> [Exercise brief]: Report only the number of lines in this material that include the string "share".

****************************************

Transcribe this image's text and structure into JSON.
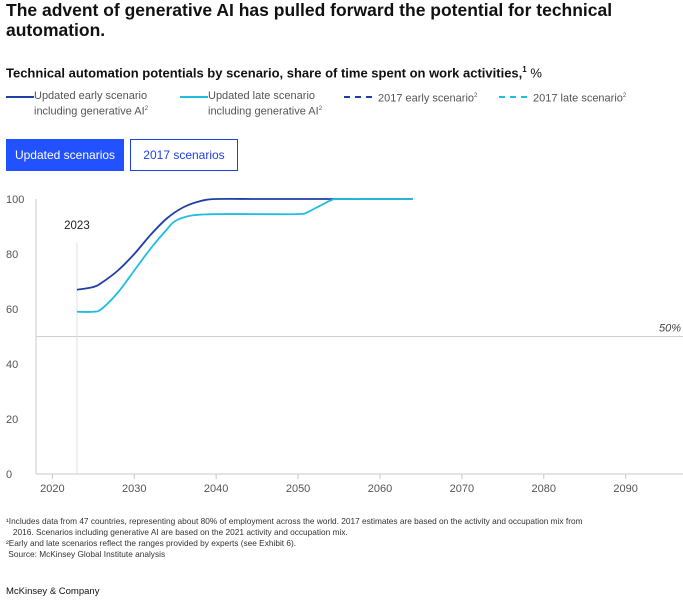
{
  "headline": "The advent of generative AI has pulled forward the potential for technical automation.",
  "subtitle": {
    "text": "Technical automation potentials by scenario, share of time spent on work activities,",
    "sup": "1",
    "unit": "%"
  },
  "legend": [
    {
      "line1": "Updated early scenario",
      "line2": "including generative AI",
      "sup": "2",
      "color": "#1f3fa8",
      "style": "solid"
    },
    {
      "line1": "Updated late scenario",
      "line2": "including generative AI",
      "sup": "2",
      "color": "#1fbde0",
      "style": "solid"
    },
    {
      "line1": "2017 early scenario",
      "line2": "",
      "sup": "2",
      "color": "#1f3fa8",
      "style": "dashed"
    },
    {
      "line1": "2017 late scenario",
      "line2": "",
      "sup": "2",
      "color": "#1fbde0",
      "style": "dashed"
    }
  ],
  "buttons": {
    "updated": "Updated scenarios",
    "y2017": "2017 scenarios"
  },
  "chart_data": {
    "type": "line",
    "title": "Technical automation potentials by scenario, share of time spent on work activities, %",
    "xlabel": "",
    "ylabel": "%",
    "xlim": [
      2018,
      2097
    ],
    "ylim": [
      0,
      100
    ],
    "xticks": [
      2020,
      2030,
      2040,
      2050,
      2060,
      2070,
      2080,
      2090
    ],
    "yticks": [
      0,
      20,
      40,
      60,
      80,
      100
    ],
    "reference_line": {
      "y": 50,
      "label": "50%"
    },
    "vertical_marker": {
      "x": 2023,
      "label": "2023"
    },
    "series": [
      {
        "name": "Updated early scenario including generative AI",
        "color": "#1f3fa8",
        "x": [
          2023,
          2025,
          2026,
          2028,
          2030,
          2032,
          2034,
          2036,
          2038,
          2040,
          2045,
          2050,
          2055,
          2060,
          2064
        ],
        "values": [
          67,
          68,
          69.5,
          74,
          80,
          87,
          93,
          97,
          99.2,
          100,
          100,
          100,
          100,
          100,
          100
        ]
      },
      {
        "name": "Updated late scenario including generative AI",
        "color": "#1fbde0",
        "x": [
          2023,
          2025,
          2026,
          2028,
          2030,
          2032,
          2034,
          2035,
          2037,
          2040,
          2045,
          2050,
          2051,
          2052,
          2053,
          2054,
          2055,
          2060,
          2064
        ],
        "values": [
          59,
          59,
          60,
          66,
          74,
          82,
          89,
          92,
          94,
          94.5,
          94.5,
          94.5,
          95,
          96.5,
          98,
          99.5,
          100,
          100,
          100
        ]
      }
    ]
  },
  "footnotes": [
    "¹Includes data from 47 countries, representing about 80% of employment across the world. 2017 estimates are based on the activity and occupation mix from",
    "   2016. Scenarios including generative AI are based on the 2021 activity and occupation mix.",
    "²Early and late scenarios reflect the ranges provided by experts (see Exhibit 6).",
    " Source: McKinsey Global Institute analysis"
  ],
  "brand": "McKinsey & Company"
}
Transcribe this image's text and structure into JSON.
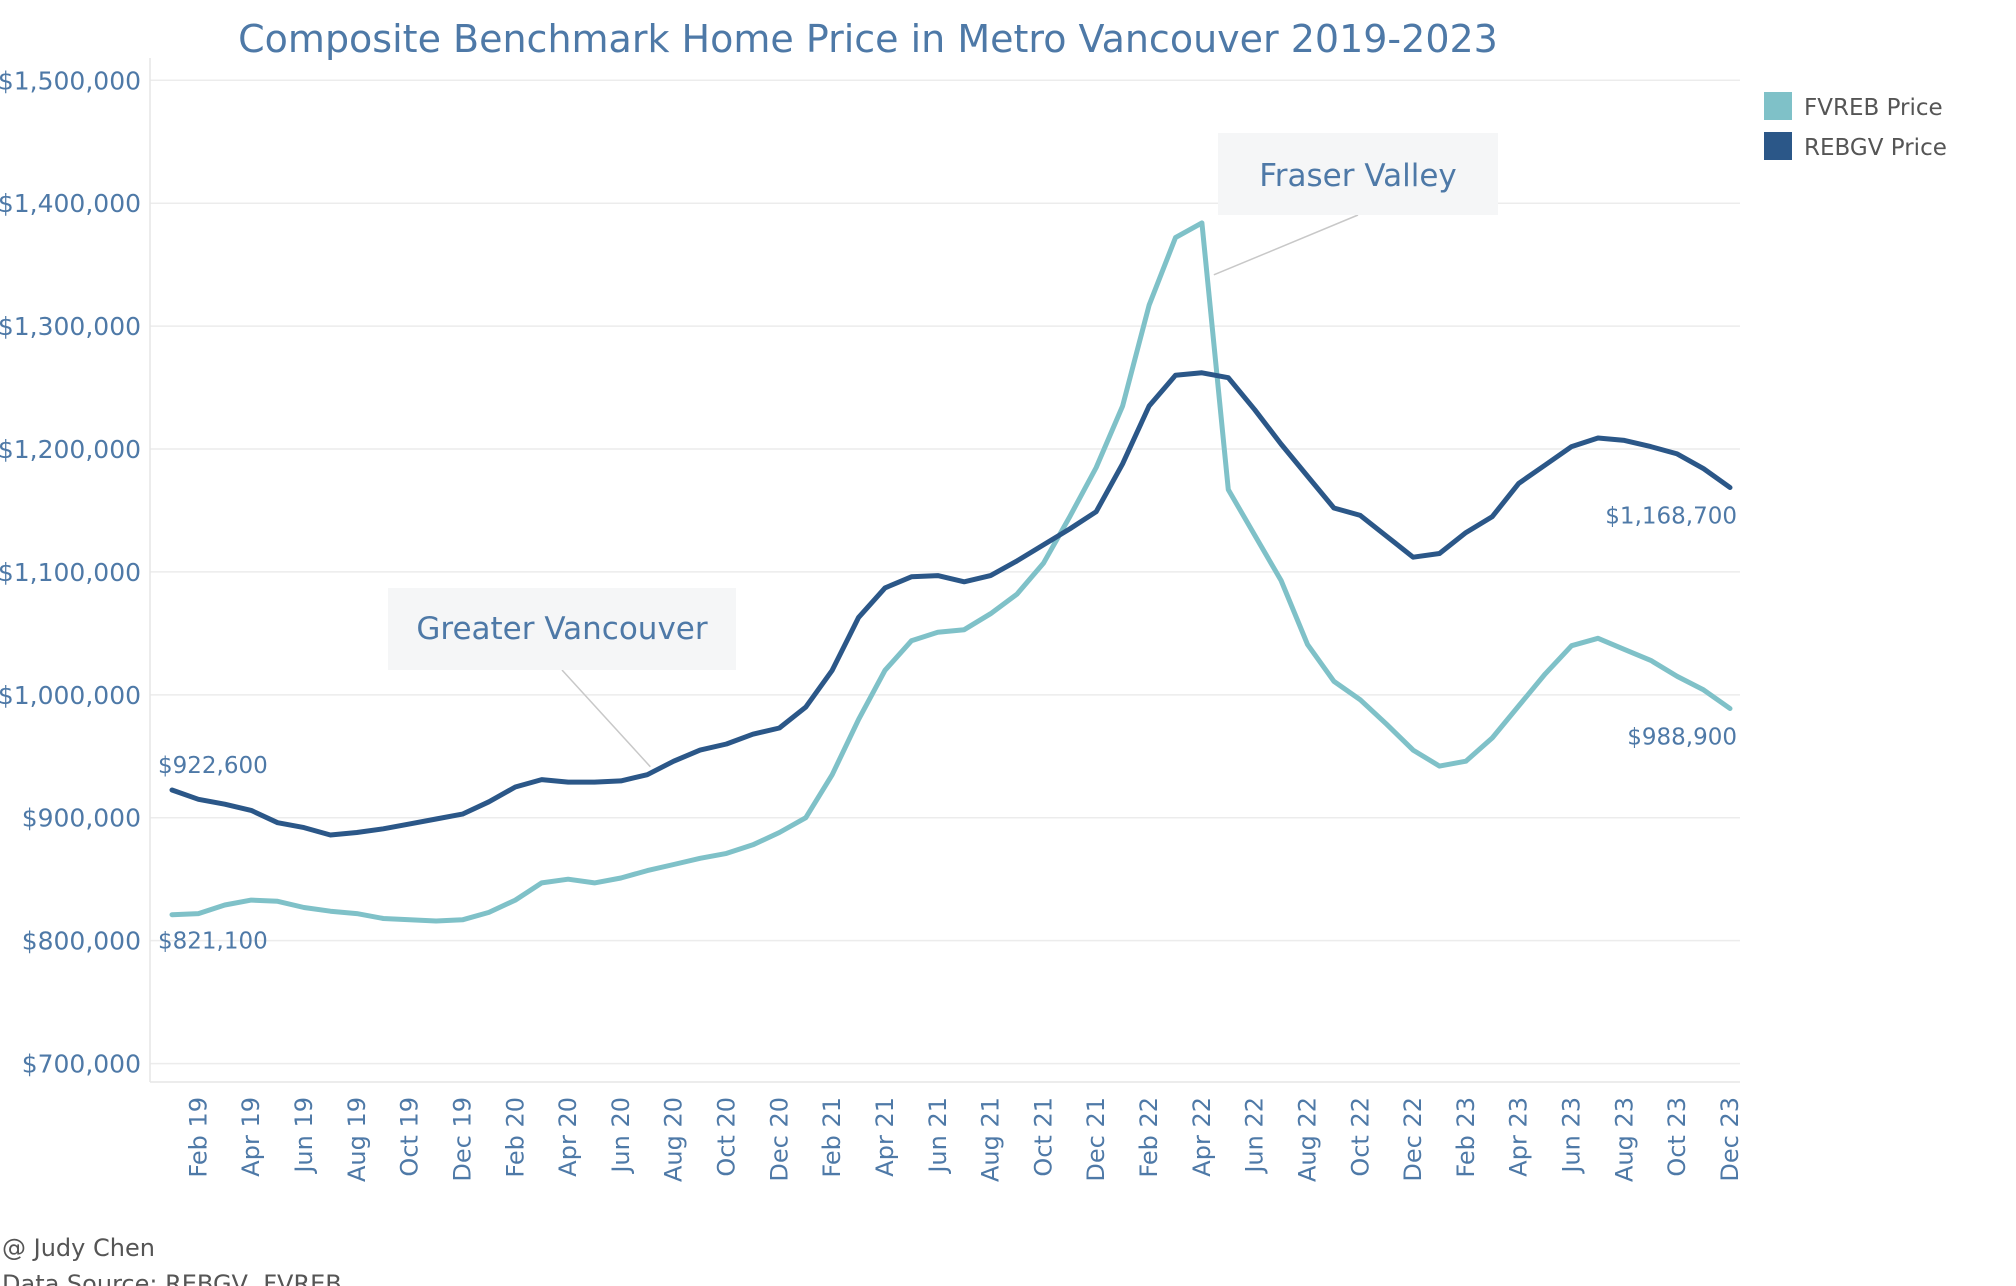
{
  "chart_data": {
    "type": "line",
    "title": "Composite Benchmark Home Price in Metro Vancouver 2019-2023",
    "xlabel": "",
    "ylabel": "",
    "ylim": [
      685000,
      1510000
    ],
    "yticks": [
      700000,
      800000,
      900000,
      1000000,
      1100000,
      1200000,
      1300000,
      1400000,
      1500000
    ],
    "ytick_labels": [
      "$700,000",
      "$800,000",
      "$900,000",
      "$1,000,000",
      "$1,100,000",
      "$1,200,000",
      "$1,300,000",
      "$1,400,000",
      "$1,500,000"
    ],
    "x": [
      "Jan 19",
      "Feb 19",
      "Mar 19",
      "Apr 19",
      "May 19",
      "Jun 19",
      "Jul 19",
      "Aug 19",
      "Sep 19",
      "Oct 19",
      "Nov 19",
      "Dec 19",
      "Jan 20",
      "Feb 20",
      "Mar 20",
      "Apr 20",
      "May 20",
      "Jun 20",
      "Jul 20",
      "Aug 20",
      "Sep 20",
      "Oct 20",
      "Nov 20",
      "Dec 20",
      "Jan 21",
      "Feb 21",
      "Mar 21",
      "Apr 21",
      "May 21",
      "Jun 21",
      "Jul 21",
      "Aug 21",
      "Sep 21",
      "Oct 21",
      "Nov 21",
      "Dec 21",
      "Jan 22",
      "Feb 22",
      "Mar 22",
      "Apr 22",
      "May 22",
      "Jun 22",
      "Jul 22",
      "Aug 22",
      "Sep 22",
      "Oct 22",
      "Nov 22",
      "Dec 22",
      "Jan 23",
      "Feb 23",
      "Mar 23",
      "Apr 23",
      "May 23",
      "Jun 23",
      "Jul 23",
      "Aug 23",
      "Sep 23",
      "Oct 23",
      "Nov 23",
      "Dec 23"
    ],
    "xtick_labels": [
      "Feb 19",
      "Apr 19",
      "Jun 19",
      "Aug 19",
      "Oct 19",
      "Dec 19",
      "Feb 20",
      "Apr 20",
      "Jun 20",
      "Aug 20",
      "Oct 20",
      "Dec 20",
      "Feb 21",
      "Apr 21",
      "Jun 21",
      "Aug 21",
      "Oct 21",
      "Dec 21",
      "Feb 22",
      "Apr 22",
      "Jun 22",
      "Aug 22",
      "Oct 22",
      "Dec 22",
      "Feb 23",
      "Apr 23",
      "Jun 23",
      "Aug 23",
      "Oct 23",
      "Dec 23"
    ],
    "series": [
      {
        "name": "REBGV Price",
        "color": "#2b5788",
        "values": [
          922600,
          915000,
          911000,
          906000,
          896000,
          892000,
          886000,
          888000,
          891000,
          895000,
          899000,
          903000,
          913000,
          925000,
          931000,
          929000,
          929000,
          930000,
          935000,
          946000,
          955000,
          960000,
          968000,
          973000,
          990000,
          1020000,
          1063000,
          1087000,
          1096000,
          1097000,
          1092000,
          1097000,
          1109000,
          1122000,
          1135000,
          1149000,
          1188000,
          1235000,
          1260000,
          1262000,
          1258000,
          1232000,
          1204000,
          1178000,
          1152000,
          1146000,
          1129000,
          1112000,
          1115000,
          1132000,
          1145000,
          1172000,
          1187000,
          1202000,
          1209000,
          1207000,
          1202000,
          1196000,
          1184000,
          1168700
        ]
      },
      {
        "name": "FVREB Price",
        "color": "#7fc1c8",
        "values": [
          821100,
          822000,
          829000,
          833000,
          832000,
          827000,
          824000,
          822000,
          818000,
          817000,
          816000,
          817000,
          823000,
          833000,
          847000,
          850000,
          847000,
          851000,
          857000,
          862000,
          867000,
          871000,
          878000,
          888000,
          900000,
          935000,
          980000,
          1020000,
          1044000,
          1051000,
          1053000,
          1066000,
          1082000,
          1107000,
          1145000,
          1185000,
          1235000,
          1317000,
          1372000,
          1384000,
          1167000,
          1130000,
          1093000,
          1041000,
          1011000,
          996000,
          976000,
          955000,
          942000,
          946000,
          965000,
          991000,
          1017000,
          1040000,
          1046000,
          1037000,
          1028000,
          1015000,
          1004000,
          988900
        ]
      }
    ],
    "legend": [
      {
        "label": "FVREB Price",
        "color": "#7fc1c8"
      },
      {
        "label": "REBGV Price",
        "color": "#2b5788"
      }
    ],
    "legend_position": "top-right",
    "annotations": [
      {
        "text": "Greater Vancouver",
        "target_series": "REBGV Price",
        "target_x": "Jul 20"
      },
      {
        "text": "Fraser Valley",
        "target_series": "FVREB Price",
        "target_x": "Apr 22"
      }
    ],
    "value_labels": [
      {
        "text": "$922,600",
        "series": "REBGV Price",
        "x": "Jan 19"
      },
      {
        "text": "$821,100",
        "series": "FVREB Price",
        "x": "Jan 19"
      },
      {
        "text": "$1,168,700",
        "series": "REBGV Price",
        "x": "Dec 23"
      },
      {
        "text": "$988,900",
        "series": "FVREB Price",
        "x": "Dec 23"
      }
    ],
    "grid": true
  },
  "footer": {
    "credit": "@ Judy Chen",
    "source": "Data Source: REBGV, FVREB"
  }
}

****************************************

> [Answer to the problem]: 2